[Data excerpts]

__________________________________________________

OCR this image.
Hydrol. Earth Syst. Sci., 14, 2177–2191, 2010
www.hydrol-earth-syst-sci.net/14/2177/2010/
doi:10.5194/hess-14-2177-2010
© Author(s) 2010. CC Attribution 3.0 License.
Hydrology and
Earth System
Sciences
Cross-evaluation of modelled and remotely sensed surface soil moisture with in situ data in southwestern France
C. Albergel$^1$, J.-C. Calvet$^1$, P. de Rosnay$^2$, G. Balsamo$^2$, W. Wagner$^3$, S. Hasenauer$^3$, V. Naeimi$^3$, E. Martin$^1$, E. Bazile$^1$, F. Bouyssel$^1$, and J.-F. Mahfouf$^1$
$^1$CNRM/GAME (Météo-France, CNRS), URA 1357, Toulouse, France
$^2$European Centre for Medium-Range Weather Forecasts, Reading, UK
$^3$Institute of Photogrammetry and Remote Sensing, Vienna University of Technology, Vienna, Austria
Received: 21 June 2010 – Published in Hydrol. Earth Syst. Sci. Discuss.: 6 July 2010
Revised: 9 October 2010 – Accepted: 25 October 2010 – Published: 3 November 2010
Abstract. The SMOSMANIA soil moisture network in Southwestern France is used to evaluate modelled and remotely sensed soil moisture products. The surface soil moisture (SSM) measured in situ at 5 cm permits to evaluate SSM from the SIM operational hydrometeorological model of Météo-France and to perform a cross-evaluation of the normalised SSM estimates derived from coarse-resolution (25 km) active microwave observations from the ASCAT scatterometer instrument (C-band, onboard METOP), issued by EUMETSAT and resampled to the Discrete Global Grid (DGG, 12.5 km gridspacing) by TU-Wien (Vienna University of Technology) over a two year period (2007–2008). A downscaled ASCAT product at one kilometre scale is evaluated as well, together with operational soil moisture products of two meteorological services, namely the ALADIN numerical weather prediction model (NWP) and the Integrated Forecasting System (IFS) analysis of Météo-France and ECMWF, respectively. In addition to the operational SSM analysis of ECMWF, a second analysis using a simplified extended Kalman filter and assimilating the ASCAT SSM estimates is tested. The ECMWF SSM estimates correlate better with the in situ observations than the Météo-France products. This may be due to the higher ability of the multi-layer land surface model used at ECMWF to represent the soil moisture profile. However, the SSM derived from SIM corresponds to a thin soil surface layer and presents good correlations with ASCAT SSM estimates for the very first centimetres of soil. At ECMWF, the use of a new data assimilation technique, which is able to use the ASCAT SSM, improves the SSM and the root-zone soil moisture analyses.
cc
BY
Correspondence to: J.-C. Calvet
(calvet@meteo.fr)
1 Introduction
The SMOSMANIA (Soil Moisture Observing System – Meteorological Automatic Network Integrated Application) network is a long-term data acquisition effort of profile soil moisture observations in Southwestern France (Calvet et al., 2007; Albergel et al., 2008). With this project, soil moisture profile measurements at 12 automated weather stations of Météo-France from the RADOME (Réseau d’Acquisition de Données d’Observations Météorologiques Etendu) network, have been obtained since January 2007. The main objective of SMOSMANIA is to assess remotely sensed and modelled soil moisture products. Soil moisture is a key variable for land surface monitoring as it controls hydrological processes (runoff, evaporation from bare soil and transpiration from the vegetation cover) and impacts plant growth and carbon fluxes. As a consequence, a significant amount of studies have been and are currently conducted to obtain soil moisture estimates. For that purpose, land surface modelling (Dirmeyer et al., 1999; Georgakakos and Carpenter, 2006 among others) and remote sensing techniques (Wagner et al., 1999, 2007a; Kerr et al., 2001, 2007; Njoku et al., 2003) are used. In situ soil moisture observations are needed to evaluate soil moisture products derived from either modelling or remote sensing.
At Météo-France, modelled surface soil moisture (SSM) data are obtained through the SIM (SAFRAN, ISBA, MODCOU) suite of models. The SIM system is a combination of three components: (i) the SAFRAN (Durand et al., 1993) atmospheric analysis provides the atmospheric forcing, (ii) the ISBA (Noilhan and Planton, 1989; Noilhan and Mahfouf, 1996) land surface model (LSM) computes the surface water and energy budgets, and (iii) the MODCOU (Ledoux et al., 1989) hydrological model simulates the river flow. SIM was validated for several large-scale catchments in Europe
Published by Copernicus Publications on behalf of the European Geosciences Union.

__________________________________________________

What to do -
Quote each line of the data above exactly as written.

Complete output -
OCR this image.
Hydrol. Earth Syst. Sci., 14, 2177–2191, 2010
www.hydrol-earth-syst-sci.net/14/2177/2010/
doi:10.5194/hess-14-2177-2010
© Author(s) 2010. CC Attribution 3.0 License.
Hydrology and
Earth System
Sciences
Cross-evaluation of modelled and remotely sensed surface soil moisture with in situ data in southwestern France
C. Albergel$^1$, J.-C. Calvet$^1$, P. de Rosnay$^2$, G. Balsamo$^2$, W. Wagner$^3$, S. Hasenauer$^3$, V. Naeimi$^3$, E. Martin$^1$, E. Bazile$^1$, F. Bouyssel$^1$, and J.-F. Mahfouf$^1$
$^1$CNRM/GAME (Météo-France, CNRS), URA 1357, Toulouse, France
$^2$European Centre for Medium-Range Weather Forecasts, Reading, UK
$^3$Institute of Photogrammetry and Remote Sensing, Vienna University of Technology, Vienna, Austria
Received: 21 June 2010 – Published in Hydrol. Earth Syst. Sci. Discuss.: 6 July 2010
Revised: 9 October 2010 – Accepted: 25 October 2010 – Published: 3 November 2010
Abstract. The SMOSMANIA soil moisture network in Southwestern France is used to evaluate modelled and remotely sensed soil moisture products. The surface soil moisture (SSM) measured in situ at 5 cm permits to evaluate SSM from the SIM operational hydrometeorological model of Météo-France and to perform a cross-evaluation of the normalised SSM estimates derived from coarse-resolution (25 km) active microwave observations from the ASCAT scatterometer instrument (C-band, onboard METOP), issued by EUMETSAT and resampled to the Discrete Global Grid (DGG, 12.5 km gridspacing) by TU-Wien (Vienna University of Technology) over a two year period (2007–2008). A downscaled ASCAT product at one kilometre scale is evaluated as well, together with operational soil moisture products of two meteorological services, namely the ALADIN numerical weather prediction model (NWP) and the Integrated Forecasting System (IFS) analysis of Météo-France and ECMWF, respectively. In addition to the operational SSM analysis of ECMWF, a second analysis using a simplified extended Kalman filter and assimilating the ASCAT SSM estimates is tested. The ECMWF SSM estimates correlate better with the in situ observations than the Météo-France products. This may be due to the higher ability of the multi-layer land surface model used at ECMWF to represent the soil moisture profile. However, the SSM derived from SIM corresponds to a thin soil surface layer and presents good correlations with ASCAT SSM estimates for the very first centimetres of soil. At ECMWF, the use of a new data assimilation technique, which is able to use the ASCAT SSM, improves the SSM and the root-zone soil moisture analyses.
cc
BY
Correspondence to: J.-C. Calvet
(calvet@meteo.fr)
1 Introduction
The SMOSMANIA (Soil Moisture Observing System – Meteorological Automatic Network Integrated Application) network is a long-term data acquisition effort of profile soil moisture observations in Southwestern France (Calvet et al., 2007; Albergel et al., 2008). With this project, soil moisture profile measurements at 12 automated weather stations of Météo-France from the RADOME (Réseau d’Acquisition de Données d’Observations Météorologiques Etendu) network, have been obtained since January 2007. The main objective of SMOSMANIA is to assess remotely sensed and modelled soil moisture products. Soil moisture is a key variable for land surface monitoring as it controls hydrological processes (runoff, evaporation from bare soil and transpiration from the vegetation cover) and impacts plant growth and carbon fluxes. As a consequence, a significant amount of studies have been and are currently conducted to obtain soil moisture estimates. For that purpose, land surface modelling (Dirmeyer et al., 1999; Georgakakos and Carpenter, 2006 among others) and remote sensing techniques (Wagner et al., 1999, 2007a; Kerr et al., 2001, 2007; Njoku et al., 2003) are used. In situ soil moisture observations are needed to evaluate soil moisture products derived from either modelling or remote sensing.
At Météo-France, modelled surface soil moisture (SSM) data are obtained through the SIM (SAFRAN, ISBA, MODCOU) suite of models. The SIM system is a combination of three components: (i) the SAFRAN (Durand et al., 1993) atmospheric analysis provides the atmospheric forcing, (ii) the ISBA (Noilhan and Planton, 1989; Noilhan and Mahfouf, 1996) land surface model (LSM) computes the surface water and energy budgets, and (iii) the MODCOU (Ledoux et al., 1989) hydrological model simulates the river flow. SIM was validated for several large-scale catchments in Europe
Published by Copernicus Publications on behalf of the European Geosciences Union.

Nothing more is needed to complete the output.